Stated problem: Search the material for the word "JSON" and copy each line that holds it.

Records for the task:
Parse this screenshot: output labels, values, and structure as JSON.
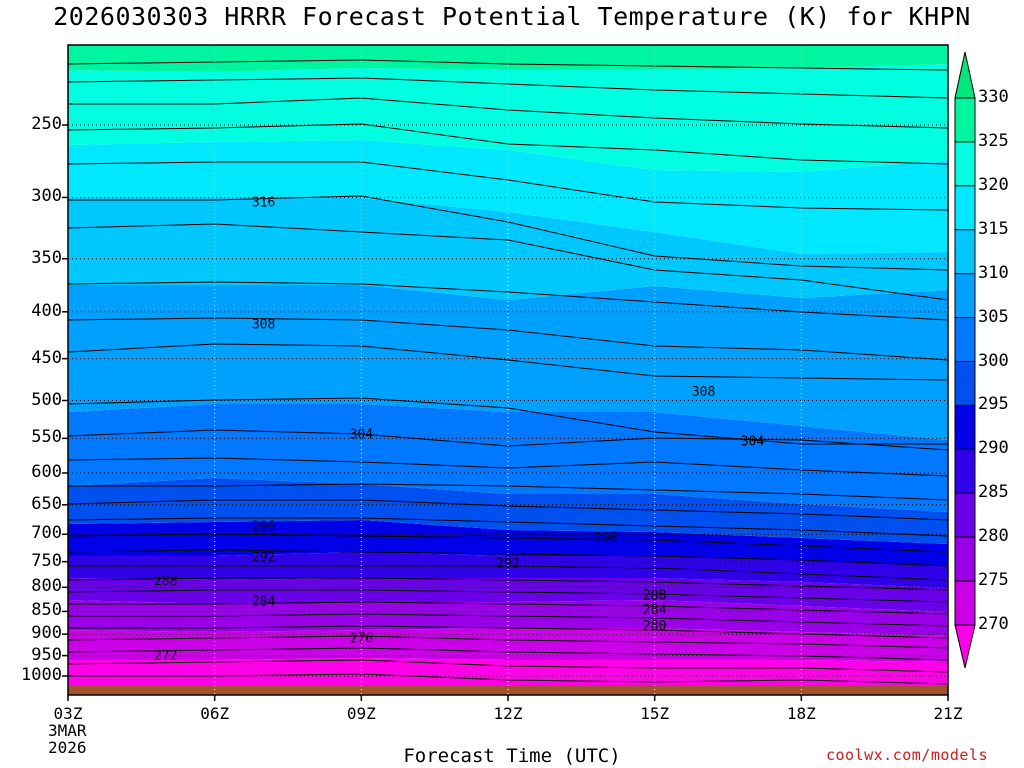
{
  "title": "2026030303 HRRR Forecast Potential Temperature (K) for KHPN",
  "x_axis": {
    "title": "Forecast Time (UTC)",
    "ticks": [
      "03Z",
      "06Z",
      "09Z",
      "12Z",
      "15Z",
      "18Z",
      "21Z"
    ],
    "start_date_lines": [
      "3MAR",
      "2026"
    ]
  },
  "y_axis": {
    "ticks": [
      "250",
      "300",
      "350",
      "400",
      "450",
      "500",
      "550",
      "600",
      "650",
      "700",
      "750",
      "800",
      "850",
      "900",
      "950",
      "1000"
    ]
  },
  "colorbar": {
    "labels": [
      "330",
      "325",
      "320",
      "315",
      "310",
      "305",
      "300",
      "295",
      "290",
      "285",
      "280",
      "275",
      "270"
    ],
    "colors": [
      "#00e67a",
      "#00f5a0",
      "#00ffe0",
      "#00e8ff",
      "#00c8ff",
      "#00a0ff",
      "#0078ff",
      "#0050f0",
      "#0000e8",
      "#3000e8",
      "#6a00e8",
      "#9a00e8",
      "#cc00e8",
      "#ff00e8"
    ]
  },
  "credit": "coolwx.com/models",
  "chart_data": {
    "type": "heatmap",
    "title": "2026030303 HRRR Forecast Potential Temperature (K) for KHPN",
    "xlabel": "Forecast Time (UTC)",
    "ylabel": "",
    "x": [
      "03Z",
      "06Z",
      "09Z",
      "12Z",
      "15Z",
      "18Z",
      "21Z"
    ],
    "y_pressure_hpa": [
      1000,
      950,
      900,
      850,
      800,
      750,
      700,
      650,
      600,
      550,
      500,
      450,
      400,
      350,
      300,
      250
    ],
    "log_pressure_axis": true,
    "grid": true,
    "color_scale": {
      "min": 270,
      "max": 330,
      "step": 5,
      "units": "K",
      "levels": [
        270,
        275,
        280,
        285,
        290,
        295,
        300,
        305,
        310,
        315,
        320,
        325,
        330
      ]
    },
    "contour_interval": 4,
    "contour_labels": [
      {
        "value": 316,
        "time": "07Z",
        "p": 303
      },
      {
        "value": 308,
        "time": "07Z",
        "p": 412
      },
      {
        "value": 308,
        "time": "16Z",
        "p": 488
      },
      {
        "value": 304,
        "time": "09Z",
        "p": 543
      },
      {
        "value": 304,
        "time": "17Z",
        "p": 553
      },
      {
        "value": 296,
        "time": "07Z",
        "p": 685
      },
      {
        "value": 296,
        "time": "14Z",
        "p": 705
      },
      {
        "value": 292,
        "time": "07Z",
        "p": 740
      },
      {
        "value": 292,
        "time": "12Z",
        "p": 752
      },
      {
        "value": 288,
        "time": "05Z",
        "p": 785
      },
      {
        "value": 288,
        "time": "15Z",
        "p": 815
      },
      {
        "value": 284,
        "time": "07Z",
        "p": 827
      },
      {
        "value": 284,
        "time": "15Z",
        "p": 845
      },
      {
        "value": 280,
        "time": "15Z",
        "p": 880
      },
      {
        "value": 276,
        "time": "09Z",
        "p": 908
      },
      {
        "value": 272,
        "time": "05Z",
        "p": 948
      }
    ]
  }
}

==

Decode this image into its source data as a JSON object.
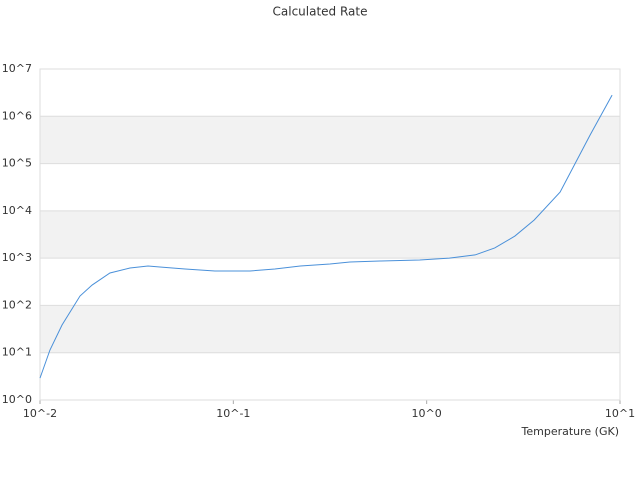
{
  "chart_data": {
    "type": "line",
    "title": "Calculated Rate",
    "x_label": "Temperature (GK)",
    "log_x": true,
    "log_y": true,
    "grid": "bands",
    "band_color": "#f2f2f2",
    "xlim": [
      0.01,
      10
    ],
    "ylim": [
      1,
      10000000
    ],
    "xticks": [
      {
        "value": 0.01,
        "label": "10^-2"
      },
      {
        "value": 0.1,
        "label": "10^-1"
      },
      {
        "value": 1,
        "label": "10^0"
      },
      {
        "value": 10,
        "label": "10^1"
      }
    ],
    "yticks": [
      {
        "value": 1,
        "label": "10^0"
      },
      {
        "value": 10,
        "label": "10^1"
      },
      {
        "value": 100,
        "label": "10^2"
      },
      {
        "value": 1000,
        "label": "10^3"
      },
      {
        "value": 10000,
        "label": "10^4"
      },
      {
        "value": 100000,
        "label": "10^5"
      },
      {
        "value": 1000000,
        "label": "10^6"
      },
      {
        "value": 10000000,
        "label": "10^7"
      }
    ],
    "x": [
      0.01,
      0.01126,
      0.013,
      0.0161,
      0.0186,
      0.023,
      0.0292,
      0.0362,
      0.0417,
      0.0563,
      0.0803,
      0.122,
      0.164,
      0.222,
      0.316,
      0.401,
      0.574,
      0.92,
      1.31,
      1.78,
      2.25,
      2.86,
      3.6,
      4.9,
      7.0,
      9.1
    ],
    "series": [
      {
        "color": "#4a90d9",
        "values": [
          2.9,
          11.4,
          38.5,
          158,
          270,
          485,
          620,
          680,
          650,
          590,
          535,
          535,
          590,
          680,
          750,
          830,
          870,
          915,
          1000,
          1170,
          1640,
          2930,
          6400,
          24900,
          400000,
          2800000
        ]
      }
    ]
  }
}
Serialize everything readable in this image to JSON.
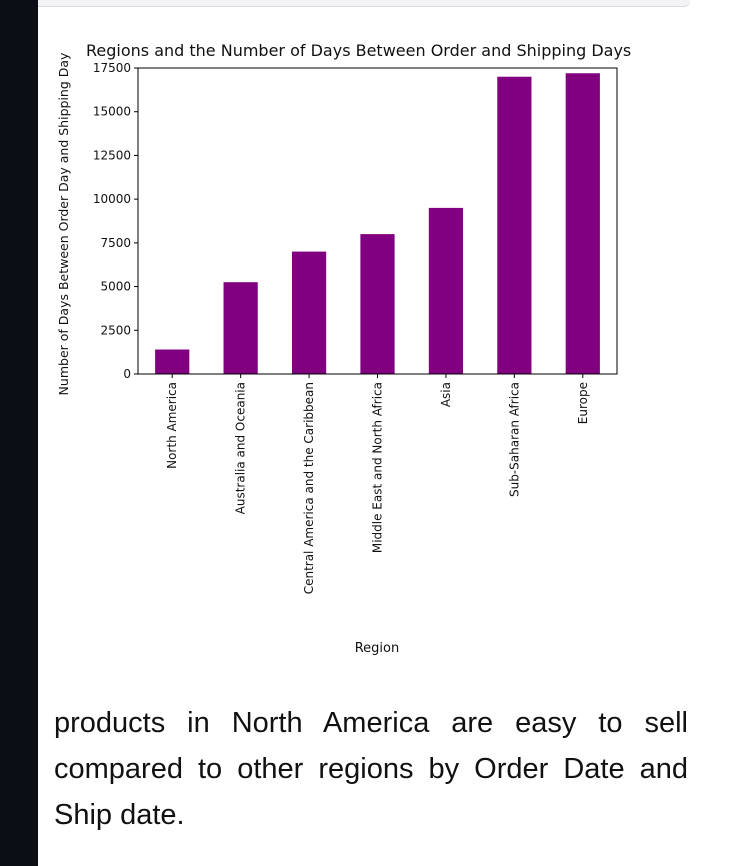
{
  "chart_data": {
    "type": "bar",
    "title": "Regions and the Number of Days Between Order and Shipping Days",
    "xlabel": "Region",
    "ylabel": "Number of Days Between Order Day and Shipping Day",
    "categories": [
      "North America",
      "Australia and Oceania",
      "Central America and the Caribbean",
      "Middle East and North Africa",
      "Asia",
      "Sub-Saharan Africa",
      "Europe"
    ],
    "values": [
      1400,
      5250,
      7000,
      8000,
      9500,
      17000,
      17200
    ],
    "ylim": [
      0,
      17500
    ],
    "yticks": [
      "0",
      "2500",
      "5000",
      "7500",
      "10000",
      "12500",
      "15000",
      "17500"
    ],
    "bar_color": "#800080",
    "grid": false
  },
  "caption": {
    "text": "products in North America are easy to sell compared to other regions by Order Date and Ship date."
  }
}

Result below:
Parse this screenshot: output labels, values, and structure as JSON.
Decode this image into its source data as a JSON object.
Serialize everything readable in this image to JSON.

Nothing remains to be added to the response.